[Opening Material for this task section]
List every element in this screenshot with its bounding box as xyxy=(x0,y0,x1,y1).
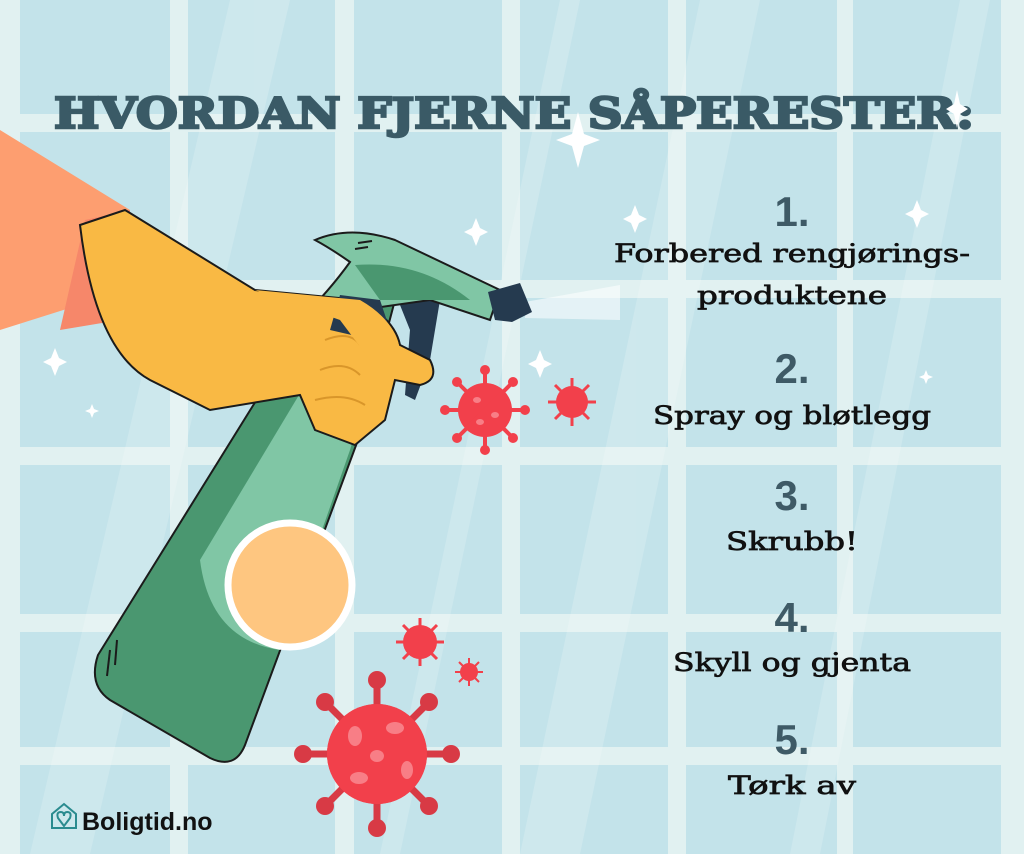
step 3: Skrubb! xyxy=(726,527,858,556)
label xyxy=(228,523,352,647)
steps list xyxy=(614,188,970,800)
step 1 xyxy=(614,188,970,310)
step 2: 2. xyxy=(774,345,810,392)
step 1: Forbered rengjørings- xyxy=(614,239,970,268)
title: HVORDAN FJERNE SÅPERESTER: xyxy=(54,88,974,138)
step 5: 5. xyxy=(774,716,810,763)
glove xyxy=(80,210,433,445)
nozzle xyxy=(488,283,532,322)
step 5: Tørk av xyxy=(728,771,857,800)
spray mist xyxy=(525,285,620,320)
step 1: produktene xyxy=(697,281,887,310)
step 3: 3. xyxy=(774,472,810,519)
step 1: 1. xyxy=(774,188,810,235)
step 4 xyxy=(673,594,911,677)
step 2 xyxy=(653,345,931,430)
viruses xyxy=(294,365,596,837)
step 4: 4. xyxy=(774,594,810,641)
bottle body xyxy=(95,300,395,762)
step 2: Spray og bløtlegg xyxy=(653,401,931,430)
arm xyxy=(0,130,130,330)
illustration: arm, glove and spray bottle xyxy=(0,130,620,762)
step 3 xyxy=(726,472,858,556)
logo: Boligtid.no xyxy=(82,808,213,836)
sparkles xyxy=(43,90,968,418)
step 5 xyxy=(728,716,857,800)
trigger xyxy=(398,300,440,400)
head xyxy=(300,232,500,330)
step 4: Skyll og gjenta xyxy=(673,648,911,677)
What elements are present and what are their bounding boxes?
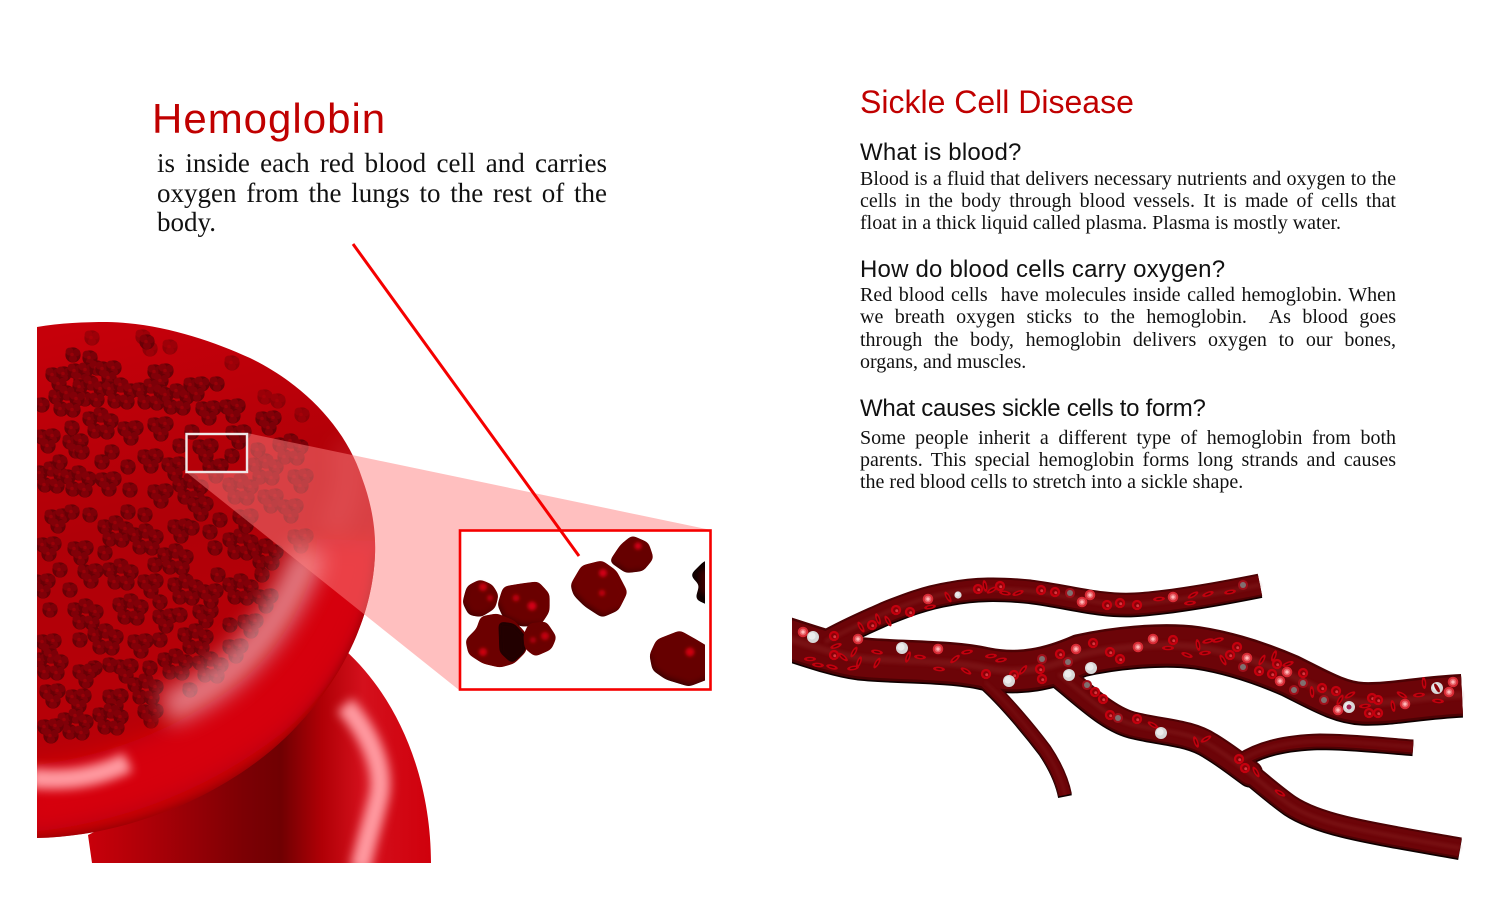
- hemoglobin molecule: [610, 536, 653, 572]
- heading: What is blood?: What is blood?: [860, 139, 1022, 166]
- text block: sickle cause answer: Some people inherit a different type of hemoglobin from both: [860, 427, 1396, 449]
- hemoglobin molecule: [463, 580, 498, 616]
- hemoglobin molecule: [466, 614, 526, 667]
- text block: what is blood answer: [860, 168, 1396, 234]
- text block: what is blood answer: float in a thick liquid called plasma. Plasma is mostly water.: [860, 212, 1341, 234]
- heading: How do blood cells carry oxygen?: How do blood cells carry oxygen?: [860, 256, 1225, 283]
- text block: sickle cause answer: [860, 427, 1396, 493]
- hemoglobin molecule: [650, 631, 705, 686]
- callout: magnification beam: [186, 433, 711, 690]
- hemoglobin molecule: [692, 561, 705, 604]
- callout: magnified hemoglobin inset: [460, 530, 716, 690]
- hemoglobin molecules scattered in the cell: [29, 329, 314, 744]
- text block: what is blood answer: cells in the body through blood vessels. It is made of cells that: [860, 190, 1396, 212]
- text block: what is blood answer: Blood is a fluid that delivers necessary nutrients and oxygen to the: [860, 168, 1396, 190]
- blood cells inside the vessels: [798, 580, 1458, 798]
- hemoglobin molecule: [571, 561, 627, 617]
- rim of the cell: [20, 540, 350, 800]
- title: Hemoglobin: Hemoglobin: [152, 95, 386, 142]
- text block: oxygen answer: through the body, hemoglobin delivers oxygen to our bones,: [860, 329, 1396, 351]
- hemoglobin molecule: [498, 582, 549, 626]
- text block: sickle cause answer: the red blood cells to stretch into a sickle shape.: [860, 471, 1243, 493]
- text block: hemoglobin description: oxygen from the lungs to the rest of the: [157, 178, 607, 208]
- title: Sickle Cell Disease: Sickle Cell Disease: [860, 84, 1134, 120]
- illustration: back red blood cell: [88, 650, 431, 870]
- callout: zoom selection on the cell: [186, 434, 247, 472]
- text block: hemoglobin description: body.: [157, 207, 216, 237]
- text block: oxygen answer: Red blood cells have molecules inside called hemoglobin. When: [860, 284, 1396, 306]
- text block: hemoglobin description: is inside each red blood cell and carries: [157, 148, 607, 178]
- illustration: branching blood vessels: [770, 580, 1462, 850]
- hemoglobin molecule: [524, 622, 556, 656]
- text block: hemoglobin description: [157, 148, 607, 237]
- text block: oxygen answer: [860, 284, 1396, 373]
- heading: What causes sickle cells to form?: What causes sickle cells to form?: [860, 395, 1206, 422]
- text block: oxygen answer: we breath oxygen sticks to the hemoglobin. As blood goes: [860, 306, 1396, 328]
- arrow: leader line from text to hemoglobin: [353, 244, 579, 556]
- text block: oxygen answer: organs, and muscles.: [860, 351, 1026, 373]
- illustration: front red blood cell with hemoglobin: [20, 315, 380, 845]
- text block: sickle cause answer: parents. This special hemoglobin forms long strands and causes: [860, 449, 1396, 471]
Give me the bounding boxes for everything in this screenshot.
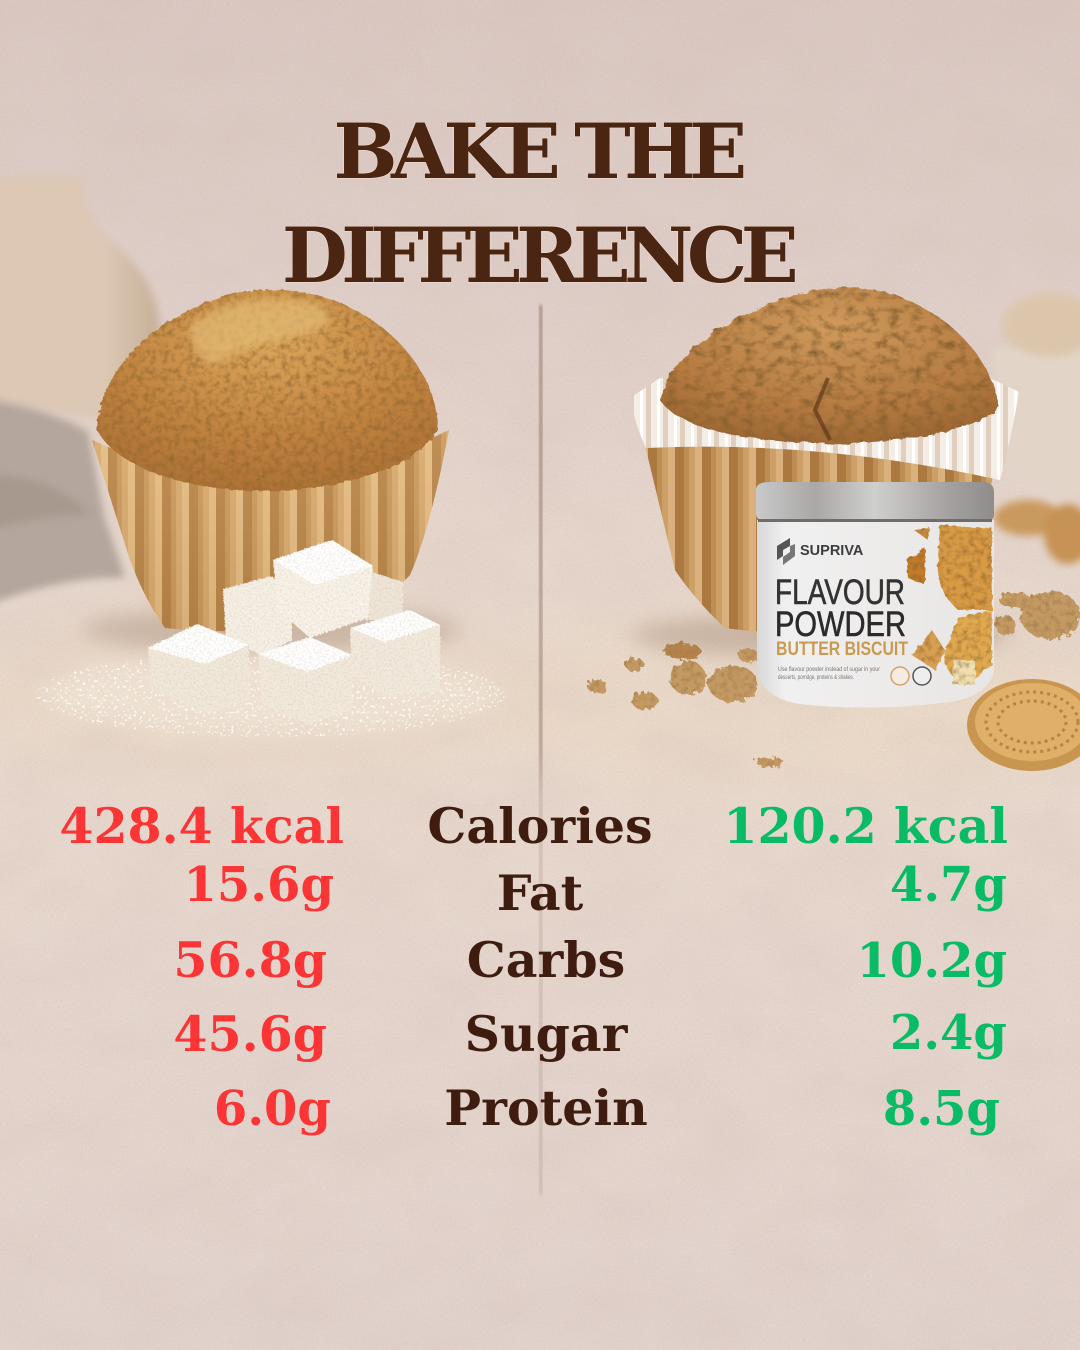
row: fat [184, 857, 1007, 922]
biscuit crumbs [587, 591, 1080, 767]
row: sugar [173, 1005, 1007, 1063]
row: sugar: Sugar [465, 1005, 629, 1063]
center divider [539, 305, 542, 1195]
product jar: Supriva flavour powder [756, 482, 994, 708]
title: DIFFERENCE [282, 211, 796, 300]
row: fat: 4.7g [890, 857, 1007, 913]
title: BAKE THE [333, 107, 744, 196]
dome [660, 287, 998, 443]
sugar spill [35, 653, 505, 737]
row: carbs: 10.2g [857, 933, 1007, 989]
brand logo [777, 538, 864, 565]
jar label text: FLAVOUR [775, 573, 905, 612]
row: carbs: 56.8g [173, 931, 327, 989]
row: sugar: 45.6g [173, 1005, 327, 1063]
brand logo: SUPRIVA [800, 543, 864, 559]
biscuit artwork on label [907, 525, 992, 686]
sugar cubes [148, 540, 440, 724]
wrapper [92, 430, 449, 631]
jar label text [775, 573, 908, 681]
row: protein [214, 1079, 1000, 1137]
jar label text: BUTTER BISCUIT [776, 639, 908, 660]
right background: bowl and crumbs [992, 293, 1080, 564]
row: fat: Fat [497, 864, 584, 922]
row: carbs: Carbs [467, 931, 625, 989]
row: protein: 8.5g [883, 1081, 1000, 1137]
folded cloth [0, 396, 125, 612]
jar lid [756, 482, 994, 521]
shadow [80, 606, 460, 654]
jar label text: desserts, porridge, proteins & shakes. [778, 675, 854, 681]
row: protein: 6.0g [214, 1081, 331, 1137]
whole biscuit [967, 679, 1080, 771]
row: carbs [173, 931, 1007, 989]
jar label text: Use flavour powder instead of sugar in your [778, 667, 880, 673]
muffin without product: left [80, 290, 460, 654]
row: calories: Calories [427, 797, 653, 855]
row: sugar: 2.4g [890, 1005, 1007, 1061]
white paper rim [630, 378, 1019, 480]
vase in background [0, 176, 160, 422]
jar body [757, 520, 994, 708]
jar label text: POWDER [775, 605, 906, 644]
row: fat: 15.6g [184, 857, 334, 913]
muffin with flavour powder: right [630, 287, 1019, 657]
dome [97, 290, 438, 491]
title [282, 107, 796, 300]
row: calories: 120.2 kcal [723, 797, 1008, 855]
wrapper [645, 445, 1000, 633]
row: calories [59, 797, 1008, 855]
row: calories: 428.4 kcal [59, 797, 344, 855]
row: protein: Protein [444, 1079, 648, 1137]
[Closing Material for this task section]
■ Required action ■
Copy out every entry above verbatim. Leave each picture out.

■ Output of the exercise ■
List every element in this screenshot with its bounding box as xyxy=(x0,y0,x1,y1).
step 3: Skrubb! xyxy=(726,527,858,556)
label xyxy=(228,523,352,647)
steps list xyxy=(614,188,970,800)
step 1 xyxy=(614,188,970,310)
step 2: 2. xyxy=(774,345,810,392)
step 1: Forbered rengjørings- xyxy=(614,239,970,268)
title: HVORDAN FJERNE SÅPERESTER: xyxy=(54,88,974,138)
step 5: 5. xyxy=(774,716,810,763)
glove xyxy=(80,210,433,445)
nozzle xyxy=(488,283,532,322)
step 5: Tørk av xyxy=(728,771,857,800)
spray mist xyxy=(525,285,620,320)
step 1: produktene xyxy=(697,281,887,310)
step 3: 3. xyxy=(774,472,810,519)
step 1: 1. xyxy=(774,188,810,235)
step 4 xyxy=(673,594,911,677)
step 2 xyxy=(653,345,931,430)
viruses xyxy=(294,365,596,837)
step 4: 4. xyxy=(774,594,810,641)
bottle body xyxy=(95,300,395,762)
step 2: Spray og bløtlegg xyxy=(653,401,931,430)
arm xyxy=(0,130,130,330)
illustration: arm, glove and spray bottle xyxy=(0,130,620,762)
step 3 xyxy=(726,472,858,556)
logo: Boligtid.no xyxy=(82,808,213,836)
sparkles xyxy=(43,90,968,418)
step 5 xyxy=(728,716,857,800)
trigger xyxy=(398,300,440,400)
head xyxy=(300,232,500,330)
step 4: Skyll og gjenta xyxy=(673,648,911,677)
What elements are present and what are their bounding boxes?
- hemoglobin molecule: [610, 536, 653, 572]
- heading: What is blood?: What is blood?: [860, 139, 1022, 166]
- text block: sickle cause answer: Some people inherit a different type of hemoglobin from both: [860, 427, 1396, 449]
- hemoglobin molecule: [463, 580, 498, 616]
- hemoglobin molecule: [466, 614, 526, 667]
- text block: what is blood answer: [860, 168, 1396, 234]
- text block: what is blood answer: float in a thick liquid called plasma. Plasma is mostly water.: [860, 212, 1341, 234]
- heading: How do blood cells carry oxygen?: How do blood cells carry oxygen?: [860, 256, 1225, 283]
- text block: sickle cause answer: [860, 427, 1396, 493]
- hemoglobin molecule: [650, 631, 705, 686]
- callout: magnification beam: [186, 433, 711, 690]
- hemoglobin molecule: [692, 561, 705, 604]
- callout: magnified hemoglobin inset: [460, 530, 716, 690]
- hemoglobin molecules scattered in the cell: [29, 329, 314, 744]
- text block: what is blood answer: cells in the body through blood vessels. It is made of cells that: [860, 190, 1396, 212]
- text block: what is blood answer: Blood is a fluid that delivers necessary nutrients and oxygen to the: [860, 168, 1396, 190]
- blood cells inside the vessels: [798, 580, 1458, 798]
- hemoglobin molecule: [571, 561, 627, 617]
- rim of the cell: [20, 540, 350, 800]
- title: Hemoglobin: Hemoglobin: [152, 95, 386, 142]
- text block: oxygen answer: through the body, hemoglobin delivers oxygen to our bones,: [860, 329, 1396, 351]
- hemoglobin molecule: [498, 582, 549, 626]
- text block: sickle cause answer: the red blood cells to stretch into a sickle shape.: [860, 471, 1243, 493]
- text block: hemoglobin description: oxygen from the lungs to the rest of the: [157, 178, 607, 208]
- title: Sickle Cell Disease: Sickle Cell Disease: [860, 84, 1134, 120]
- illustration: back red blood cell: [88, 650, 431, 870]
- callout: zoom selection on the cell: [186, 434, 247, 472]
- text block: hemoglobin description: body.: [157, 207, 216, 237]
- text block: oxygen answer: Red blood cells have molecules inside called hemoglobin. When: [860, 284, 1396, 306]
- text block: hemoglobin description: is inside each red blood cell and carries: [157, 148, 607, 178]
- illustration: branching blood vessels: [770, 580, 1462, 850]
- hemoglobin molecule: [524, 622, 556, 656]
- text block: hemoglobin description: [157, 148, 607, 237]
- text block: oxygen answer: [860, 284, 1396, 373]
- heading: What causes sickle cells to form?: What causes sickle cells to form?: [860, 395, 1206, 422]
- text block: oxygen answer: we breath oxygen sticks to the hemoglobin. As blood goes: [860, 306, 1396, 328]
- arrow: leader line from text to hemoglobin: [353, 244, 579, 556]
- text block: oxygen answer: organs, and muscles.: [860, 351, 1026, 373]
- illustration: front red blood cell with hemoglobin: [20, 315, 380, 845]
- text block: sickle cause answer: parents. This special hemoglobin forms long strands and causes: [860, 449, 1396, 471]
Give me the bounding boxes for everything in this screenshot.
row: fat [184, 857, 1007, 922]
biscuit crumbs [587, 591, 1080, 767]
row: sugar [173, 1005, 1007, 1063]
row: sugar: Sugar [465, 1005, 629, 1063]
center divider [539, 305, 542, 1195]
product jar: Supriva flavour powder [756, 482, 994, 708]
title: DIFFERENCE [282, 211, 796, 300]
row: fat: 4.7g [890, 857, 1007, 913]
title: BAKE THE [333, 107, 744, 196]
dome [660, 287, 998, 443]
sugar spill [35, 653, 505, 737]
row: carbs: 10.2g [857, 933, 1007, 989]
brand logo [777, 538, 864, 565]
jar label text: FLAVOUR [775, 573, 905, 612]
row: carbs: 56.8g [173, 931, 327, 989]
row: sugar: 45.6g [173, 1005, 327, 1063]
brand logo: SUPRIVA [800, 543, 864, 559]
biscuit artwork on label [907, 525, 992, 686]
sugar cubes [148, 540, 440, 724]
wrapper [92, 430, 449, 631]
jar label text [775, 573, 908, 681]
row: protein [214, 1079, 1000, 1137]
jar label text: BUTTER BISCUIT [776, 639, 908, 660]
right background: bowl and crumbs [992, 293, 1080, 564]
row: fat: Fat [497, 864, 584, 922]
row: carbs: Carbs [467, 931, 625, 989]
row: protein: 8.5g [883, 1081, 1000, 1137]
folded cloth [0, 396, 125, 612]
jar lid [756, 482, 994, 521]
shadow [80, 606, 460, 654]
jar label text: desserts, porridge, proteins & shakes. [778, 675, 854, 681]
row: protein: 6.0g [214, 1081, 331, 1137]
whole biscuit [967, 679, 1080, 771]
row: carbs [173, 931, 1007, 989]
jar label text: Use flavour powder instead of sugar in your [778, 667, 880, 673]
muffin without product: left [80, 290, 460, 654]
row: calories: Calories [427, 797, 653, 855]
row: sugar: 2.4g [890, 1005, 1007, 1061]
white paper rim [630, 378, 1019, 480]
vase in background [0, 176, 160, 422]
jar body [757, 520, 994, 708]
jar label text: POWDER [775, 605, 906, 644]
row: fat: 15.6g [184, 857, 334, 913]
muffin with flavour powder: right [630, 287, 1019, 657]
dome [97, 290, 438, 491]
title [282, 107, 796, 300]
row: calories: 120.2 kcal [723, 797, 1008, 855]
wrapper [645, 445, 1000, 633]
row: calories [59, 797, 1008, 855]
row: calories: 428.4 kcal [59, 797, 344, 855]
row: protein: Protein [444, 1079, 648, 1137]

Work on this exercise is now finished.